#### [Problem to solve]
Reproduce the entries exactly.
|---|
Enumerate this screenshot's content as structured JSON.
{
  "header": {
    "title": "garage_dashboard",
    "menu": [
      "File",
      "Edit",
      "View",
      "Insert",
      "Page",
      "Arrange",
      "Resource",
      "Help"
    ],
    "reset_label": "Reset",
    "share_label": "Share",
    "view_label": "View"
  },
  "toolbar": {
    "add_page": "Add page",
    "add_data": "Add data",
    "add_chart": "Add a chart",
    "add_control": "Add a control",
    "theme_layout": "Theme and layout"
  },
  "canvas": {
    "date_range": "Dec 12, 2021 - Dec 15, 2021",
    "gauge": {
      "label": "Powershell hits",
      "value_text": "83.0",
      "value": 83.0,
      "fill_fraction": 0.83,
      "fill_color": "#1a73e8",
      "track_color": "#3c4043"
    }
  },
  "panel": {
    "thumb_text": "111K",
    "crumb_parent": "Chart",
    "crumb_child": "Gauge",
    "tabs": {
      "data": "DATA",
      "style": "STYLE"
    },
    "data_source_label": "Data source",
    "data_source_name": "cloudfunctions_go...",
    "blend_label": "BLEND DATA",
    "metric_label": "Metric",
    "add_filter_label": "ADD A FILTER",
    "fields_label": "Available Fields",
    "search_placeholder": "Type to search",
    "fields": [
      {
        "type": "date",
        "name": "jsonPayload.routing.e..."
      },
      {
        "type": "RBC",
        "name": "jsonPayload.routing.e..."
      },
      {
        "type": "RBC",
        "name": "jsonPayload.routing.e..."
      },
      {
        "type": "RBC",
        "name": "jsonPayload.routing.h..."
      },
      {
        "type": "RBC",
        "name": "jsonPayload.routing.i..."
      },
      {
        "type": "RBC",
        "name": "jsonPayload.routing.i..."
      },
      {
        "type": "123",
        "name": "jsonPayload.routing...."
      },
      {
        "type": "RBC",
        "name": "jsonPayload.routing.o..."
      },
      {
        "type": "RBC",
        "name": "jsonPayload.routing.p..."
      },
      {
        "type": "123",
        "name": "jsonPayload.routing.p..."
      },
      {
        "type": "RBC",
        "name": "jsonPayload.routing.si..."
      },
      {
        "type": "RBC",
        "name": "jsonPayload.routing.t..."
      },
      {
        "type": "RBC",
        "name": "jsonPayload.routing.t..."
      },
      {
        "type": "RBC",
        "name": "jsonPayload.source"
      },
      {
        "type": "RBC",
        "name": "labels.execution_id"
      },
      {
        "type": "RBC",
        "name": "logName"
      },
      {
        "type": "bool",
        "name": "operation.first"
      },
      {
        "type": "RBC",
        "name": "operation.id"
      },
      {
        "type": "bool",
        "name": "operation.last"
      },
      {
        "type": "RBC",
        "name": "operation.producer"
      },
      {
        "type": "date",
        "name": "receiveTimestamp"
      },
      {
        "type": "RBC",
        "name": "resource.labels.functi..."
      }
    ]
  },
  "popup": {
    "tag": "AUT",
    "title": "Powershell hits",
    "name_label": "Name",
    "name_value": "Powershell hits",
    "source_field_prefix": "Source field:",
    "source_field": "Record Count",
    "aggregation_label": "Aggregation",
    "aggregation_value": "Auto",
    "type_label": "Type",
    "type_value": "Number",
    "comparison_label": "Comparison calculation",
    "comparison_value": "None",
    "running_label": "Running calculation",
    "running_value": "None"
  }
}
|---|
#### [Output for this task]
Enumerate this screenshot's content as structured JSON.
{
  "header": {
    "title": "garage_dashboard",
    "menu": [
      "File",
      "Edit",
      "View",
      "Insert",
      "Page",
      "Arrange",
      "Resource",
      "Help"
    ],
    "reset_label": "Reset",
    "share_label": "Share",
    "view_label": "View"
  },
  "toolbar": {
    "add_page": "Add page",
    "add_data": "Add data",
    "add_chart": "Add a chart",
    "add_control": "Add a control",
    "theme_layout": "Theme and layout"
  },
  "canvas": {
    "date_range": "Dec 12, 2021 - Dec 15, 2021",
    "gauge": {
      "label": "Powershell hits",
      "value_text": "83.0",
      "value": 83.0,
      "fill_fraction": 0.83,
      "fill_color": "#1a73e8",
      "track_color": "#3c4043"
    }
  },
  "panel": {
    "thumb_text": "111K",
    "crumb_parent": "Chart",
    "crumb_child": "Gauge",
    "tabs": {
      "data": "DATA",
      "style": "STYLE"
    },
    "data_source_label": "Data source",
    "data_source_name": "cloudfunctions_go...",
    "blend_label": "BLEND DATA",
    "metric_label": "Metric",
    "add_filter_label": "ADD A FILTER",
    "fields_label": "Available Fields",
    "search_placeholder": "Type to search",
    "fields": [
      {
        "type": "date",
        "name": "jsonPayload.routing.e..."
      },
      {
        "type": "RBC",
        "name": "jsonPayload.routing.e..."
      },
      {
        "type": "RBC",
        "name": "jsonPayload.routing.e..."
      },
      {
        "type": "RBC",
        "name": "jsonPayload.routing.h..."
      },
      {
        "type": "RBC",
        "name": "jsonPayload.routing.i..."
      },
      {
        "type": "RBC",
        "name": "jsonPayload.routing.i..."
      },
      {
        "type": "123",
        "name": "jsonPayload.routing...."
      },
      {
        "type": "RBC",
        "name": "jsonPayload.routing.o..."
      },
      {
        "type": "RBC",
        "name": "jsonPayload.routing.p..."
      },
      {
        "type": "123",
        "name": "jsonPayload.routing.p..."
      },
      {
        "type": "RBC",
        "name": "jsonPayload.routing.si..."
      },
      {
        "type": "RBC",
        "name": "jsonPayload.routing.t..."
      },
      {
        "type": "RBC",
        "name": "jsonPayload.routing.t..."
      },
      {
        "type": "RBC",
        "name": "jsonPayload.source"
      },
      {
        "type": "RBC",
        "name": "labels.execution_id"
      },
      {
        "type": "RBC",
        "name": "logName"
      },
      {
        "type": "bool",
        "name": "operation.first"
      },
      {
        "type": "RBC",
        "name": "operation.id"
      },
      {
        "type": "bool",
        "name": "operation.last"
      },
      {
        "type": "RBC",
        "name": "operation.producer"
      },
      {
        "type": "date",
        "name": "receiveTimestamp"
      },
      {
        "type": "RBC",
        "name": "resource.labels.functi..."
      }
    ]
  },
  "popup": {
    "tag": "AUT",
    "title": "Powershell hits",
    "name_label": "Name",
    "name_value": "Powershell hits",
    "source_field_prefix": "Source field:",
    "source_field": "Record Count",
    "aggregation_label": "Aggregation",
    "aggregation_value": "Auto",
    "type_label": "Type",
    "type_value": "Number",
    "comparison_label": "Comparison calculation",
    "comparison_value": "None",
    "running_label": "Running calculation",
    "running_value": "None"
  }
}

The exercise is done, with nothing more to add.